• [What you are asked to do]:
Check each line of the records below and collect those holding "product".

• [Material]:
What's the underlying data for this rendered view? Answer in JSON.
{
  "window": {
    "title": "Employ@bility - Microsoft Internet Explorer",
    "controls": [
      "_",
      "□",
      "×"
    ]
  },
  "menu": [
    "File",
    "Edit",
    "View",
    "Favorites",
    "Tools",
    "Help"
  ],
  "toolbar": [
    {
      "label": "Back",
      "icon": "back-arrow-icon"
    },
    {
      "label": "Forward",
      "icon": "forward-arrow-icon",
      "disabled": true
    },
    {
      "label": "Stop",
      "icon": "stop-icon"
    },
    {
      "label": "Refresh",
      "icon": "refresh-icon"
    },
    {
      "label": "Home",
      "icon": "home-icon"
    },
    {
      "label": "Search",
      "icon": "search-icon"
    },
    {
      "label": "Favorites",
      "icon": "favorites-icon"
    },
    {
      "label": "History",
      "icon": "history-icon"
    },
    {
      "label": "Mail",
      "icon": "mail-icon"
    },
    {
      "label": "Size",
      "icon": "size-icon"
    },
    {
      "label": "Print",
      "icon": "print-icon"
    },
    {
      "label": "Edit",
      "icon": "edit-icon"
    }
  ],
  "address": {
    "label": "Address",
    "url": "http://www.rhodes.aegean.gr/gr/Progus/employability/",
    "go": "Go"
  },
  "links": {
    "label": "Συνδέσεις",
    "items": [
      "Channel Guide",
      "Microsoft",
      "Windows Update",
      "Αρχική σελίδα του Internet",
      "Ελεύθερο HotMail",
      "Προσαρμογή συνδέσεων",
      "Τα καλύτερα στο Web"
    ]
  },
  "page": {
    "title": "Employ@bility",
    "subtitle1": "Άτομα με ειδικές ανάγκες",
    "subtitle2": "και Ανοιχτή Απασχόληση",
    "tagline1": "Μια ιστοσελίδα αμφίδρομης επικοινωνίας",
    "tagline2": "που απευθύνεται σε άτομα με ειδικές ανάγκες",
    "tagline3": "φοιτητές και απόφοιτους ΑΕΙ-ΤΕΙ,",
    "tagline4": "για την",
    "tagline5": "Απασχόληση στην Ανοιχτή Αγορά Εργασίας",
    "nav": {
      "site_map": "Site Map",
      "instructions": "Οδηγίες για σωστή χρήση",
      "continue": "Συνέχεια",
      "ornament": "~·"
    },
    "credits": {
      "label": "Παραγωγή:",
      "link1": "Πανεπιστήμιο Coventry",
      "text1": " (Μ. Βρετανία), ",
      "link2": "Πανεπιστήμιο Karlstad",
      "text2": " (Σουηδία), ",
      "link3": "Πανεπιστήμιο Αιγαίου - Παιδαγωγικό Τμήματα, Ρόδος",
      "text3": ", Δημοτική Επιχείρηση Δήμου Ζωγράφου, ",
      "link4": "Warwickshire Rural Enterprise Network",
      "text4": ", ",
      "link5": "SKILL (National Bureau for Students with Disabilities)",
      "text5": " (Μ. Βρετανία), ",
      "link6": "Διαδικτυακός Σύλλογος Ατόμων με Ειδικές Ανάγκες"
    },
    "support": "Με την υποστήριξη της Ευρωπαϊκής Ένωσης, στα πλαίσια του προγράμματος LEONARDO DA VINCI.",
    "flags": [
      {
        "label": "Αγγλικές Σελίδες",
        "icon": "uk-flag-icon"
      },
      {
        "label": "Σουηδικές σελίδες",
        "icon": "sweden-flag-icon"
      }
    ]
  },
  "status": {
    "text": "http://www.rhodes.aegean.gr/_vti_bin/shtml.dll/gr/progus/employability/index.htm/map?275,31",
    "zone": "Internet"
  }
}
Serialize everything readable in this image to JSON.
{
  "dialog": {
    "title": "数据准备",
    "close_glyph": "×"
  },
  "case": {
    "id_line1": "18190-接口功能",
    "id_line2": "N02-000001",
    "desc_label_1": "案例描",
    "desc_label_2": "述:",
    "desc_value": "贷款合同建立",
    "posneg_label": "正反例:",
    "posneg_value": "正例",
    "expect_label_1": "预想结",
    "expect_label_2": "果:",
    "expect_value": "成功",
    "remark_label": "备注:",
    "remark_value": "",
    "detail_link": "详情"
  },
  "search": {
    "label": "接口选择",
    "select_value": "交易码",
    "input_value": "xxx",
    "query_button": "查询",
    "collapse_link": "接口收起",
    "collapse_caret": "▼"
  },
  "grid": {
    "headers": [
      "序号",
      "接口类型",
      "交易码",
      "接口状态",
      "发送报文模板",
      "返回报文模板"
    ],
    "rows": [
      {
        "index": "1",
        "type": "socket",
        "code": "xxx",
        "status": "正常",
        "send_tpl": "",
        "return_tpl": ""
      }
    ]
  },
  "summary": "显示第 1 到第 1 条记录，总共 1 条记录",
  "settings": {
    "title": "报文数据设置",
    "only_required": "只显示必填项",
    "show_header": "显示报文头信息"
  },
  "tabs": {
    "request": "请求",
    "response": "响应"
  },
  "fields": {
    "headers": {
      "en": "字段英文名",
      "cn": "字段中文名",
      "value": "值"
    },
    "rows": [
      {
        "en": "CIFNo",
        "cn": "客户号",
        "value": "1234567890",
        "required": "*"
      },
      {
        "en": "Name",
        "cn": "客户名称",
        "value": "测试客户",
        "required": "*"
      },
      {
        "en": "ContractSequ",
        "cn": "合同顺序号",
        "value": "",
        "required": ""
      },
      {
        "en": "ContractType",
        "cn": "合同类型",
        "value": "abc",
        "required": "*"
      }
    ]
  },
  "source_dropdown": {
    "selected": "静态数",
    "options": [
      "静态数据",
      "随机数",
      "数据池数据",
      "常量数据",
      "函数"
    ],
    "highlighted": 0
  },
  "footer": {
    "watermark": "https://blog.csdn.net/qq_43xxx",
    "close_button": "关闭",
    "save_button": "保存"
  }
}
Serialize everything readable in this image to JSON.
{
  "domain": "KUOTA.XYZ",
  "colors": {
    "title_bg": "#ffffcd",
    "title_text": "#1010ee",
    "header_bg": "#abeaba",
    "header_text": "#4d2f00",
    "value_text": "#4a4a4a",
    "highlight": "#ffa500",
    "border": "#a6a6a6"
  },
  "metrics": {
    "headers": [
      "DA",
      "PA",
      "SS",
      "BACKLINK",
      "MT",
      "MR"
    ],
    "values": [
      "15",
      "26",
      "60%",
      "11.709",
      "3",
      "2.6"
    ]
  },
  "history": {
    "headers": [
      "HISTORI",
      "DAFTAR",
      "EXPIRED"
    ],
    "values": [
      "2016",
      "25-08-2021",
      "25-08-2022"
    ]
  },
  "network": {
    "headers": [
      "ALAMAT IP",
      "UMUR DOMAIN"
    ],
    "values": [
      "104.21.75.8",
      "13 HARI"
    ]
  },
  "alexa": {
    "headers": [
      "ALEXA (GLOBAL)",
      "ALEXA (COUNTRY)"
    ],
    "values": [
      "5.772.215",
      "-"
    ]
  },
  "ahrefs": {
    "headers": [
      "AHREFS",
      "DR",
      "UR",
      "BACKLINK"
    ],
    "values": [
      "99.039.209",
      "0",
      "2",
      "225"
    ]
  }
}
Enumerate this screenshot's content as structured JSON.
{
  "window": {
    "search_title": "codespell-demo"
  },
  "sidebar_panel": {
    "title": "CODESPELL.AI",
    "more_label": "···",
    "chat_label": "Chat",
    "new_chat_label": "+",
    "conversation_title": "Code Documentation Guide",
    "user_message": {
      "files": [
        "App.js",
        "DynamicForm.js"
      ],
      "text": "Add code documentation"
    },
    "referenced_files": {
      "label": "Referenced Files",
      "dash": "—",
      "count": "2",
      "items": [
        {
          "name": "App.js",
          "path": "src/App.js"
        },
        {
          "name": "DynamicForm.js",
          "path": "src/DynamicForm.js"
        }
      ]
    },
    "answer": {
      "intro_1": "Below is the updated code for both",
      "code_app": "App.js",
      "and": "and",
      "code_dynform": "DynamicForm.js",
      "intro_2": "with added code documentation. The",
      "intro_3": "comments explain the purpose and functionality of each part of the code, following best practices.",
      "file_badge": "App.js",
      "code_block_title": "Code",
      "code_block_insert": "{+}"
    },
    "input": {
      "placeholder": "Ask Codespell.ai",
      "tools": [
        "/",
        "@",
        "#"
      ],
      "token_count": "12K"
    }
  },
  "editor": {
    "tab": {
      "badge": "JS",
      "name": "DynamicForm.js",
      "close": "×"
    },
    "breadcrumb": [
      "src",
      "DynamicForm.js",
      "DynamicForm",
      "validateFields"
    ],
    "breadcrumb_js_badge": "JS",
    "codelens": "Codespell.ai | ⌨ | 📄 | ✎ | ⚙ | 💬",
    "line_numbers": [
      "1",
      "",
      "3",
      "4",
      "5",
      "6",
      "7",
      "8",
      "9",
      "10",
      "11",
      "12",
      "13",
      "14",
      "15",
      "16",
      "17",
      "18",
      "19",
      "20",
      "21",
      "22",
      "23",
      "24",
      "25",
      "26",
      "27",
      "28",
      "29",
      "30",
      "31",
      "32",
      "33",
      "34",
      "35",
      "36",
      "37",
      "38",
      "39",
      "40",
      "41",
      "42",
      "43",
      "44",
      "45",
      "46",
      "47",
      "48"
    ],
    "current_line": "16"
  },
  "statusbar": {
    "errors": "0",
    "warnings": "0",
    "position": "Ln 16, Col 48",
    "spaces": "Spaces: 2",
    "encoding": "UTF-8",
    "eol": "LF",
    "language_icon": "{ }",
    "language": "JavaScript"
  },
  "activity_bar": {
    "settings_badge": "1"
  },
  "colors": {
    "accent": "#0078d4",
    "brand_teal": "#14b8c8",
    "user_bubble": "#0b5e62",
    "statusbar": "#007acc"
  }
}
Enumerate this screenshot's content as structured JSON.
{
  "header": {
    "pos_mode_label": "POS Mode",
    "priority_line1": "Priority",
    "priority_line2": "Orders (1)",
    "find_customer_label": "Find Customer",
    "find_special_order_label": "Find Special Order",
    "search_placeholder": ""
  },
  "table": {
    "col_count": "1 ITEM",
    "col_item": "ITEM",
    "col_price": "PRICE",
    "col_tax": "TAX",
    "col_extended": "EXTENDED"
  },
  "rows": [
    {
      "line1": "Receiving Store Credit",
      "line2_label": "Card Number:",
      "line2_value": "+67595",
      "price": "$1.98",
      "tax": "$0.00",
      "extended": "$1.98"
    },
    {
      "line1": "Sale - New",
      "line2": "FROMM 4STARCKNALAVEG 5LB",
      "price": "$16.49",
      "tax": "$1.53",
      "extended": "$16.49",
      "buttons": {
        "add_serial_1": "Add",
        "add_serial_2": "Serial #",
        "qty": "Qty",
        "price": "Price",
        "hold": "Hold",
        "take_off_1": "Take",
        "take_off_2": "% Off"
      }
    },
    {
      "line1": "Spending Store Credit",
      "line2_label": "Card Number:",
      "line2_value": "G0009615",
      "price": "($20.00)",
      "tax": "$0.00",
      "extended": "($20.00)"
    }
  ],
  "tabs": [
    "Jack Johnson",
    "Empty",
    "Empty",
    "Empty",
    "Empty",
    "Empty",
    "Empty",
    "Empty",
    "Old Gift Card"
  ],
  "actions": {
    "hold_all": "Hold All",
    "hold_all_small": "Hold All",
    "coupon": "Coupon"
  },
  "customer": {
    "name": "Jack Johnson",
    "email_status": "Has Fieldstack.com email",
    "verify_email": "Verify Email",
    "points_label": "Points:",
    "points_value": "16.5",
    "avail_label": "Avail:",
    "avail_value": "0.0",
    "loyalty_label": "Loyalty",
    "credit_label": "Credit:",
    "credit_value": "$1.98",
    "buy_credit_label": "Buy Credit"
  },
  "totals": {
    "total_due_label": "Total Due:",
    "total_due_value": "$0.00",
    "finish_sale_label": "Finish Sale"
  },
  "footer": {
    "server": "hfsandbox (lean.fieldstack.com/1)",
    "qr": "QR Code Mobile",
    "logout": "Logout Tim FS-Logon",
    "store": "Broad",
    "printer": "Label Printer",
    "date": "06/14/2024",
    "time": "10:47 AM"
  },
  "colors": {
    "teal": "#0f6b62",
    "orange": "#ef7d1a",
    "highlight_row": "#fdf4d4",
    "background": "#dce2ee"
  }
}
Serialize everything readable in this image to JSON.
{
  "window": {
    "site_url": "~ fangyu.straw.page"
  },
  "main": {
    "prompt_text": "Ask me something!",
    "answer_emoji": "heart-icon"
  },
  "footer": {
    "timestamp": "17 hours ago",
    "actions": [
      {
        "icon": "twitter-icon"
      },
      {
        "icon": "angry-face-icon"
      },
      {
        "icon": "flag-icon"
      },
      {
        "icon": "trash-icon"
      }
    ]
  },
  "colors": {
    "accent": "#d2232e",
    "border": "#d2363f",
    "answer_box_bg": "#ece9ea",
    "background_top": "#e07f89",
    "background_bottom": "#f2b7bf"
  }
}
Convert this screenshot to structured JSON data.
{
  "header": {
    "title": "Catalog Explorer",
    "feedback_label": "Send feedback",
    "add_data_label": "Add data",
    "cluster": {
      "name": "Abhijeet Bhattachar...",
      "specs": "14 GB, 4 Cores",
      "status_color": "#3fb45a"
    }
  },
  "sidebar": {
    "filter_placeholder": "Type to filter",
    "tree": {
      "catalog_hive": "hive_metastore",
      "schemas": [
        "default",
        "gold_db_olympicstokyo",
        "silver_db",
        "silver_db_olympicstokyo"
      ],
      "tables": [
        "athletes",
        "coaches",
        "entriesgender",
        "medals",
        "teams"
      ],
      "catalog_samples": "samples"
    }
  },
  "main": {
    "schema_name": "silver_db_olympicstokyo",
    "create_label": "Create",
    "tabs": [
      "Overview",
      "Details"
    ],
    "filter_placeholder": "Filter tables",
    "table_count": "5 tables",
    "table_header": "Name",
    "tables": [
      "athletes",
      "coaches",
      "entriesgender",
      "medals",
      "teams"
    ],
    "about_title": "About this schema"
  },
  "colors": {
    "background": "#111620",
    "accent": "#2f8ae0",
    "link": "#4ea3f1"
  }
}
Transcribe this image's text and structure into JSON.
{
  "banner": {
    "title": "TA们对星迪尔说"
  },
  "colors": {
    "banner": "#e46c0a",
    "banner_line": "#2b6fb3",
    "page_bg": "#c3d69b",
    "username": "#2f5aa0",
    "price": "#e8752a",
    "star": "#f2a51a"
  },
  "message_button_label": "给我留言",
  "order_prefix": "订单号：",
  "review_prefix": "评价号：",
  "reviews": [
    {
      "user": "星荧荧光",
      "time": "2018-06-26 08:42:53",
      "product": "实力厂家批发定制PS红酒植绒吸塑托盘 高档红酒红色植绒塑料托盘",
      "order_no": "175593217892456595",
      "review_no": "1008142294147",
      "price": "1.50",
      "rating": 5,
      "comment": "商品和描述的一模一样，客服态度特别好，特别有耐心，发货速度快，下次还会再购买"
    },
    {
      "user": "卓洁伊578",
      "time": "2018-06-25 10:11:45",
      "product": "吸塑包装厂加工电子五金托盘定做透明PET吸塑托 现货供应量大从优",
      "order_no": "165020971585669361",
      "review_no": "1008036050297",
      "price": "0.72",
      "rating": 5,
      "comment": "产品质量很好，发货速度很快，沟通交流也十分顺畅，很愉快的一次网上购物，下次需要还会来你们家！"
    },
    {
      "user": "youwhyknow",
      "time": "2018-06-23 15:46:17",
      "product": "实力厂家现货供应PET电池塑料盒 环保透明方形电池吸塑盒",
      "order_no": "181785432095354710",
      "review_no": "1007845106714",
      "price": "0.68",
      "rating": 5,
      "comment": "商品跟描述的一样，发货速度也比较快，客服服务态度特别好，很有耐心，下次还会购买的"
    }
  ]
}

• [Answer in full]:
      "product": "实力厂家批发定制PS红酒植绒吸塑托盘 高档红酒红色植绒塑料托盘",
      "product": "吸塑包装厂加工电子五金托盘定做透明PET吸塑托 现货供应量大从优",
      "product": "实力厂家现货供应PET电池塑料盒 环保透明方形电池吸塑盒",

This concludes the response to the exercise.